_TASK BRIEF_: Count how many lines hold the word "Treatments" and give that number as the whole answer.

---*---

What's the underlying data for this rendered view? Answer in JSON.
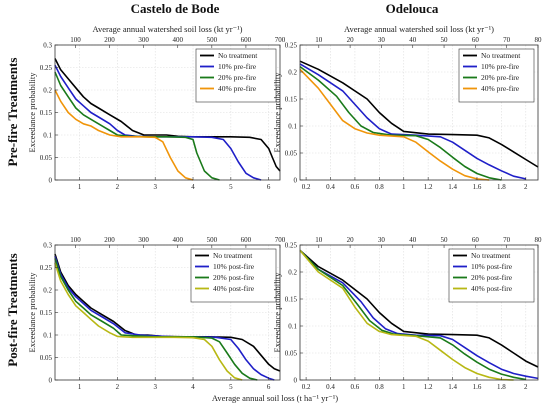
{
  "figure": {
    "column_titles": [
      "Castelo de Bode",
      "Odelouca"
    ],
    "row_titles": [
      "Pre-fire Treatments",
      "Post-fire Treatments"
    ]
  },
  "chart_data": [
    {
      "id": "castelo-prefire",
      "type": "line",
      "xlabel": "",
      "ylabel": "Exceedance probability",
      "top_xlabel": "Average annual watershed soil loss (kt yr⁻¹)",
      "xlim": [
        0.35,
        6.3
      ],
      "ylim": [
        0,
        0.3
      ],
      "xticks": [
        "1",
        "2",
        "3",
        "4",
        "5",
        "6"
      ],
      "xtick_values": [
        1,
        2,
        3,
        4,
        5,
        6
      ],
      "yticks": [
        "0",
        "0.05",
        "0.1",
        "0.15",
        "0.2",
        "0.25",
        "0.3"
      ],
      "ytick_values": [
        0,
        0.05,
        0.1,
        0.15,
        0.2,
        0.25,
        0.3
      ],
      "top_xticks": [
        "100",
        "200",
        "300",
        "400",
        "500",
        "600",
        "700"
      ],
      "top_xtick_values": [
        100,
        200,
        300,
        400,
        500,
        600,
        700
      ],
      "top_xlim": [
        40,
        700
      ],
      "grid": true,
      "legend_position": "top-right",
      "series": [
        {
          "name": "No treatment",
          "color": "#000000",
          "x": [
            0.35,
            0.5,
            0.7,
            0.9,
            1.1,
            1.3,
            1.5,
            1.8,
            2.1,
            2.4,
            2.7,
            3.0,
            3.3,
            3.6,
            4.0,
            4.5,
            5.0,
            5.5,
            5.8,
            6.0,
            6.1,
            6.2,
            6.3
          ],
          "y": [
            0.27,
            0.245,
            0.225,
            0.205,
            0.185,
            0.17,
            0.16,
            0.145,
            0.13,
            0.11,
            0.1,
            0.1,
            0.1,
            0.097,
            0.096,
            0.096,
            0.096,
            0.095,
            0.09,
            0.07,
            0.05,
            0.03,
            0.02
          ]
        },
        {
          "name": "10% pre-fire",
          "color": "#1f1fc8",
          "x": [
            0.35,
            0.5,
            0.7,
            0.9,
            1.1,
            1.3,
            1.5,
            1.8,
            2.0,
            2.2,
            2.5,
            3.0,
            3.5,
            4.0,
            4.5,
            4.8,
            5.0,
            5.2,
            5.4,
            5.6,
            5.8
          ],
          "y": [
            0.255,
            0.23,
            0.205,
            0.18,
            0.165,
            0.15,
            0.14,
            0.125,
            0.11,
            0.1,
            0.097,
            0.096,
            0.096,
            0.096,
            0.095,
            0.09,
            0.07,
            0.04,
            0.015,
            0.005,
            0.0
          ]
        },
        {
          "name": "20% pre-fire",
          "color": "#1a7a1a",
          "x": [
            0.35,
            0.5,
            0.7,
            0.9,
            1.1,
            1.3,
            1.5,
            1.8,
            2.0,
            2.3,
            2.8,
            3.3,
            3.8,
            4.0,
            4.1,
            4.3,
            4.5,
            4.7
          ],
          "y": [
            0.24,
            0.21,
            0.185,
            0.16,
            0.145,
            0.135,
            0.125,
            0.11,
            0.1,
            0.097,
            0.096,
            0.096,
            0.095,
            0.09,
            0.06,
            0.02,
            0.005,
            0.0
          ]
        },
        {
          "name": "40% pre-fire",
          "color": "#f0950a",
          "x": [
            0.35,
            0.5,
            0.7,
            0.9,
            1.1,
            1.3,
            1.5,
            1.8,
            2.1,
            2.6,
            3.0,
            3.2,
            3.4,
            3.6,
            3.8,
            4.0
          ],
          "y": [
            0.2,
            0.175,
            0.15,
            0.135,
            0.125,
            0.12,
            0.11,
            0.1,
            0.096,
            0.096,
            0.095,
            0.085,
            0.05,
            0.02,
            0.005,
            0.0
          ]
        }
      ]
    },
    {
      "id": "odelouca-prefire",
      "type": "line",
      "xlabel": "",
      "ylabel": "Exceedance probability",
      "top_xlabel": "Average annual watershed soil loss (kt yr⁻¹)",
      "xlim": [
        0.15,
        2.1
      ],
      "ylim": [
        0,
        0.25
      ],
      "xticks": [
        "0.2",
        "0.4",
        "0.6",
        "0.8",
        "1",
        "1.2",
        "1.4",
        "1.6",
        "1.8",
        "2"
      ],
      "xtick_values": [
        0.2,
        0.4,
        0.6,
        0.8,
        1.0,
        1.2,
        1.4,
        1.6,
        1.8,
        2.0
      ],
      "yticks": [
        "0",
        "0.05",
        "0.1",
        "0.15",
        "0.2",
        "0.25"
      ],
      "ytick_values": [
        0,
        0.05,
        0.1,
        0.15,
        0.2,
        0.25
      ],
      "top_xticks": [
        "10",
        "20",
        "30",
        "40",
        "50",
        "60",
        "70",
        "80"
      ],
      "top_xtick_values": [
        10,
        20,
        30,
        40,
        50,
        60,
        70,
        80
      ],
      "top_xlim": [
        4,
        80
      ],
      "grid": true,
      "legend_position": "top-right",
      "series": [
        {
          "name": "No treatment",
          "color": "#000000",
          "x": [
            0.15,
            0.3,
            0.5,
            0.7,
            0.8,
            0.9,
            1.0,
            1.2,
            1.4,
            1.6,
            1.7,
            1.8,
            1.9,
            2.0,
            2.1
          ],
          "y": [
            0.22,
            0.205,
            0.18,
            0.15,
            0.125,
            0.105,
            0.09,
            0.085,
            0.084,
            0.083,
            0.078,
            0.066,
            0.052,
            0.038,
            0.024
          ]
        },
        {
          "name": "10% pre-fire",
          "color": "#1f1fc8",
          "x": [
            0.15,
            0.3,
            0.5,
            0.6,
            0.7,
            0.8,
            0.9,
            1.1,
            1.3,
            1.4,
            1.5,
            1.6,
            1.7,
            1.8,
            1.9,
            2.0
          ],
          "y": [
            0.215,
            0.195,
            0.165,
            0.14,
            0.115,
            0.095,
            0.085,
            0.083,
            0.08,
            0.07,
            0.055,
            0.04,
            0.028,
            0.017,
            0.007,
            0.002
          ]
        },
        {
          "name": "20% pre-fire",
          "color": "#1a7a1a",
          "x": [
            0.15,
            0.3,
            0.45,
            0.55,
            0.65,
            0.75,
            0.9,
            1.1,
            1.2,
            1.3,
            1.4,
            1.5,
            1.6,
            1.7,
            1.8
          ],
          "y": [
            0.21,
            0.185,
            0.155,
            0.125,
            0.1,
            0.088,
            0.083,
            0.082,
            0.075,
            0.06,
            0.042,
            0.025,
            0.012,
            0.004,
            0.0
          ]
        },
        {
          "name": "40% pre-fire",
          "color": "#f0950a",
          "x": [
            0.15,
            0.3,
            0.4,
            0.5,
            0.6,
            0.7,
            0.8,
            1.0,
            1.1,
            1.2,
            1.3,
            1.4,
            1.5,
            1.6,
            1.7
          ],
          "y": [
            0.205,
            0.17,
            0.14,
            0.11,
            0.095,
            0.087,
            0.083,
            0.08,
            0.07,
            0.052,
            0.035,
            0.02,
            0.008,
            0.002,
            0.0
          ]
        }
      ]
    },
    {
      "id": "castelo-postfire",
      "type": "line",
      "xlabel": "",
      "ylabel": "Exceedance probability",
      "top_xlabel": "",
      "xlim": [
        0.35,
        6.3
      ],
      "ylim": [
        0,
        0.3
      ],
      "xticks": [
        "1",
        "2",
        "3",
        "4",
        "5",
        "6"
      ],
      "xtick_values": [
        1,
        2,
        3,
        4,
        5,
        6
      ],
      "yticks": [
        "0",
        "0.05",
        "0.1",
        "0.15",
        "0.2",
        "0.25",
        "0.3"
      ],
      "ytick_values": [
        0,
        0.05,
        0.1,
        0.15,
        0.2,
        0.25,
        0.3
      ],
      "top_xticks": [
        "100",
        "200",
        "300",
        "400",
        "500",
        "600",
        "700"
      ],
      "top_xtick_values": [
        100,
        200,
        300,
        400,
        500,
        600,
        700
      ],
      "top_xlim": [
        40,
        700
      ],
      "grid": true,
      "legend_position": "top-right",
      "series": [
        {
          "name": "No treatment",
          "color": "#000000",
          "x": [
            0.35,
            0.5,
            0.7,
            0.9,
            1.1,
            1.3,
            1.6,
            1.9,
            2.2,
            2.5,
            2.8,
            3.2,
            3.8,
            4.4,
            5.0,
            5.3,
            5.6,
            5.8,
            6.0,
            6.15,
            6.3
          ],
          "y": [
            0.28,
            0.24,
            0.21,
            0.19,
            0.175,
            0.16,
            0.145,
            0.13,
            0.11,
            0.1,
            0.1,
            0.097,
            0.096,
            0.096,
            0.095,
            0.09,
            0.075,
            0.055,
            0.035,
            0.025,
            0.02
          ]
        },
        {
          "name": "10% post-fire",
          "color": "#1f1fc8",
          "x": [
            0.35,
            0.5,
            0.7,
            0.9,
            1.1,
            1.3,
            1.6,
            1.9,
            2.2,
            2.6,
            3.0,
            3.5,
            4.0,
            4.6,
            5.0,
            5.2,
            5.4,
            5.6,
            5.8,
            6.0,
            6.15
          ],
          "y": [
            0.275,
            0.235,
            0.205,
            0.185,
            0.17,
            0.155,
            0.14,
            0.125,
            0.105,
            0.1,
            0.098,
            0.096,
            0.096,
            0.095,
            0.09,
            0.07,
            0.045,
            0.025,
            0.012,
            0.004,
            0.0
          ]
        },
        {
          "name": "20% post-fire",
          "color": "#1a7a1a",
          "x": [
            0.35,
            0.5,
            0.7,
            0.9,
            1.1,
            1.3,
            1.6,
            1.9,
            2.1,
            2.5,
            3.0,
            3.5,
            4.0,
            4.5,
            4.7,
            4.9,
            5.1,
            5.3,
            5.5,
            5.7
          ],
          "y": [
            0.27,
            0.23,
            0.2,
            0.175,
            0.16,
            0.145,
            0.13,
            0.115,
            0.1,
            0.098,
            0.096,
            0.096,
            0.096,
            0.093,
            0.085,
            0.06,
            0.035,
            0.015,
            0.004,
            0.0
          ]
        },
        {
          "name": "40% post-fire",
          "color": "#b8b814",
          "x": [
            0.35,
            0.5,
            0.7,
            0.9,
            1.1,
            1.3,
            1.5,
            1.8,
            2.0,
            2.4,
            3.0,
            3.5,
            4.0,
            4.3,
            4.5,
            4.7,
            4.9,
            5.1,
            5.3
          ],
          "y": [
            0.26,
            0.22,
            0.19,
            0.165,
            0.15,
            0.135,
            0.12,
            0.105,
            0.097,
            0.095,
            0.095,
            0.095,
            0.094,
            0.09,
            0.075,
            0.045,
            0.02,
            0.005,
            0.0
          ]
        }
      ]
    },
    {
      "id": "odelouca-postfire",
      "type": "line",
      "xlabel": "Average annual soil loss (t ha⁻¹ yr⁻¹)",
      "ylabel": "Exceedance probability",
      "top_xlabel": "",
      "xlim": [
        0.15,
        2.1
      ],
      "ylim": [
        0,
        0.25
      ],
      "xticks": [
        "0.2",
        "0.4",
        "0.6",
        "0.8",
        "1",
        "1.2",
        "1.4",
        "1.6",
        "1.8",
        "2"
      ],
      "xtick_values": [
        0.2,
        0.4,
        0.6,
        0.8,
        1.0,
        1.2,
        1.4,
        1.6,
        1.8,
        2.0
      ],
      "yticks": [
        "0",
        "0.05",
        "0.1",
        "0.15",
        "0.2",
        "0.25"
      ],
      "ytick_values": [
        0,
        0.05,
        0.1,
        0.15,
        0.2,
        0.25
      ],
      "top_xticks": [
        "10",
        "20",
        "30",
        "40",
        "50",
        "60",
        "70",
        "80"
      ],
      "top_xtick_values": [
        10,
        20,
        30,
        40,
        50,
        60,
        70,
        80
      ],
      "top_xlim": [
        4,
        80
      ],
      "grid": true,
      "legend_position": "top-right",
      "series": [
        {
          "name": "No treatment",
          "color": "#000000",
          "x": [
            0.15,
            0.3,
            0.5,
            0.7,
            0.8,
            0.9,
            1.0,
            1.2,
            1.4,
            1.6,
            1.7,
            1.8,
            1.9,
            2.0,
            2.1
          ],
          "y": [
            0.24,
            0.21,
            0.185,
            0.15,
            0.125,
            0.105,
            0.09,
            0.085,
            0.084,
            0.083,
            0.078,
            0.065,
            0.05,
            0.035,
            0.024
          ]
        },
        {
          "name": "10% post-fire",
          "color": "#1f1fc8",
          "x": [
            0.15,
            0.3,
            0.5,
            0.65,
            0.75,
            0.85,
            0.95,
            1.1,
            1.3,
            1.4,
            1.5,
            1.6,
            1.7,
            1.8,
            1.9,
            2.0,
            2.1
          ],
          "y": [
            0.24,
            0.205,
            0.18,
            0.145,
            0.115,
            0.095,
            0.086,
            0.083,
            0.082,
            0.075,
            0.06,
            0.045,
            0.032,
            0.02,
            0.012,
            0.007,
            0.003
          ]
        },
        {
          "name": "20% post-fire",
          "color": "#1a7a1a",
          "x": [
            0.15,
            0.3,
            0.5,
            0.62,
            0.72,
            0.82,
            0.92,
            1.1,
            1.3,
            1.4,
            1.5,
            1.6,
            1.7,
            1.8,
            1.9,
            2.0
          ],
          "y": [
            0.24,
            0.205,
            0.175,
            0.14,
            0.11,
            0.092,
            0.085,
            0.082,
            0.078,
            0.065,
            0.048,
            0.033,
            0.02,
            0.011,
            0.005,
            0.001
          ]
        },
        {
          "name": "40% post-fire",
          "color": "#b8b814",
          "x": [
            0.15,
            0.3,
            0.5,
            0.6,
            0.7,
            0.8,
            0.9,
            1.1,
            1.2,
            1.3,
            1.4,
            1.5,
            1.6,
            1.7,
            1.8,
            1.9
          ],
          "y": [
            0.24,
            0.2,
            0.17,
            0.135,
            0.105,
            0.09,
            0.084,
            0.081,
            0.072,
            0.055,
            0.038,
            0.023,
            0.012,
            0.005,
            0.001,
            0.0
          ]
        }
      ]
    }
  ]
}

---*---

_TASK SOLUTION_: 2